*EXTRACTED MATERIAL*.

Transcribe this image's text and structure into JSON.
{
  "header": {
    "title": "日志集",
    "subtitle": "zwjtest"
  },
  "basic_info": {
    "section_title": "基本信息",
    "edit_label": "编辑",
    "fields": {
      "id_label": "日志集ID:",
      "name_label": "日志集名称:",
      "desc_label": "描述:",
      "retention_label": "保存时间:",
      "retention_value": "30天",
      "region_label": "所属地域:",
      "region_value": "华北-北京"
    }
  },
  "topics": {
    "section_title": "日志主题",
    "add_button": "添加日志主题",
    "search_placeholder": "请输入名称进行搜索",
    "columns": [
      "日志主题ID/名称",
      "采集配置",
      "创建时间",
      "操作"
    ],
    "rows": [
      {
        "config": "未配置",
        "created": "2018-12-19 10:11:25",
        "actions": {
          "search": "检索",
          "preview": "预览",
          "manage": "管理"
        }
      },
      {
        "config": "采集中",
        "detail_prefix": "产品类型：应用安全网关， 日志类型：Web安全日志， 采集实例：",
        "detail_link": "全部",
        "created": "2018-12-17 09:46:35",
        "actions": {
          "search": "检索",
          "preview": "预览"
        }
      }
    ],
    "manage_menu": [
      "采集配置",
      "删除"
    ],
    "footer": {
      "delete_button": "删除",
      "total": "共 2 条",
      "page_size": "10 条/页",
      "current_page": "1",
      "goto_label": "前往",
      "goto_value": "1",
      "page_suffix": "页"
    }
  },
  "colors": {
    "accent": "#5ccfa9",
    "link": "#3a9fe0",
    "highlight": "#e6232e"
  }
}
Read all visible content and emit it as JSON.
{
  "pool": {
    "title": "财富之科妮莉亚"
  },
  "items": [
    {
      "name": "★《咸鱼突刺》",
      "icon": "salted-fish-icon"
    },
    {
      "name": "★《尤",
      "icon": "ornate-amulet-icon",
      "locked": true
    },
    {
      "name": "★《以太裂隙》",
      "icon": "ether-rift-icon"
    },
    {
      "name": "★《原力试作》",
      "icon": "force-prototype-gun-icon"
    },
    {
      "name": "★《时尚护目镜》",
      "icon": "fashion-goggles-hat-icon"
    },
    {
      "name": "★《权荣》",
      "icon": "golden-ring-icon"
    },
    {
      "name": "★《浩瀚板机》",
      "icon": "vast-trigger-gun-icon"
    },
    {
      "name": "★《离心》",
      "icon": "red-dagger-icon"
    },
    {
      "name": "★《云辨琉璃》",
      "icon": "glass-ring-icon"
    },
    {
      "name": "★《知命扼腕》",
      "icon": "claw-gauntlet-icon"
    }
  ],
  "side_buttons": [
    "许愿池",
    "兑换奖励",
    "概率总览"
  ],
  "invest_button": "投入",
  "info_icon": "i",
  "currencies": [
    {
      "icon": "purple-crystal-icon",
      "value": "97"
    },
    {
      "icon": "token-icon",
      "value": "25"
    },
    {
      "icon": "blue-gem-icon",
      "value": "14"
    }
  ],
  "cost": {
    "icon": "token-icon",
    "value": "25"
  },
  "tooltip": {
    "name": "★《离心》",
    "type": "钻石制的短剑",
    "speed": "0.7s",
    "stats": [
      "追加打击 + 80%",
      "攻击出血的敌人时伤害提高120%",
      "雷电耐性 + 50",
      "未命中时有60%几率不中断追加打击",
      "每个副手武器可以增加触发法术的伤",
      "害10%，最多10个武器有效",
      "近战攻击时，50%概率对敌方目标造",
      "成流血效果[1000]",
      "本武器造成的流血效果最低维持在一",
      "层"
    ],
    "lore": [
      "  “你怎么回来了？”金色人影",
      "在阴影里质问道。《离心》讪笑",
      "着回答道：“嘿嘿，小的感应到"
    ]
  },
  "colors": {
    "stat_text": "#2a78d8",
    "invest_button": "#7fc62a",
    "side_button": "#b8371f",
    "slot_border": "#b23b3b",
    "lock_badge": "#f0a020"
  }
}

*AIM OF THE EXERCISE*. From the line containing "Read all visible content and emit it as JSON." through the closing line of the material above, return every line exactly and omit all others.

*SOLVED PROBLEM*.
Read all visible content and emit it as JSON.
{
  "pool": {
    "title": "财富之科妮莉亚"
  },
  "items": [
    {
      "name": "★《咸鱼突刺》",
      "icon": "salted-fish-icon"
    },
    {
      "name": "★《尤",
      "icon": "ornate-amulet-icon",
      "locked": true
    },
    {
      "name": "★《以太裂隙》",
      "icon": "ether-rift-icon"
    },
    {
      "name": "★《原力试作》",
      "icon": "force-prototype-gun-icon"
    },
    {
      "name": "★《时尚护目镜》",
      "icon": "fashion-goggles-hat-icon"
    },
    {
      "name": "★《权荣》",
      "icon": "golden-ring-icon"
    },
    {
      "name": "★《浩瀚板机》",
      "icon": "vast-trigger-gun-icon"
    },
    {
      "name": "★《离心》",
      "icon": "red-dagger-icon"
    },
    {
      "name": "★《云辨琉璃》",
      "icon": "glass-ring-icon"
    },
    {
      "name": "★《知命扼腕》",
      "icon": "claw-gauntlet-icon"
    }
  ],
  "side_buttons": [
    "许愿池",
    "兑换奖励",
    "概率总览"
  ],
  "invest_button": "投入",
  "info_icon": "i",
  "currencies": [
    {
      "icon": "purple-crystal-icon",
      "value": "97"
    },
    {
      "icon": "token-icon",
      "value": "25"
    },
    {
      "icon": "blue-gem-icon",
      "value": "14"
    }
  ],
  "cost": {
    "icon": "token-icon",
    "value": "25"
  },
  "tooltip": {
    "name": "★《离心》",
    "type": "钻石制的短剑",
    "speed": "0.7s",
    "stats": [
      "追加打击 + 80%",
      "攻击出血的敌人时伤害提高120%",
      "雷电耐性 + 50",
      "未命中时有60%几率不中断追加打击",
      "每个副手武器可以增加触发法术的伤",
      "害10%，最多10个武器有效",
      "近战攻击时，50%概率对敌方目标造",
      "成流血效果[1000]",
      "本武器造成的流血效果最低维持在一",
      "层"
    ],
    "lore": [
      "  “你怎么回来了？”金色人影",
      "在阴影里质问道。《离心》讪笑",
      "着回答道：“嘿嘿，小的感应到"
    ]
  },
  "colors": {
    "stat_text": "#2a78d8",
    "invest_button": "#7fc62a",
    "side_button": "#b8371f",
    "slot_border": "#b23b3b",
    "lock_badge": "#f0a020"
  }
}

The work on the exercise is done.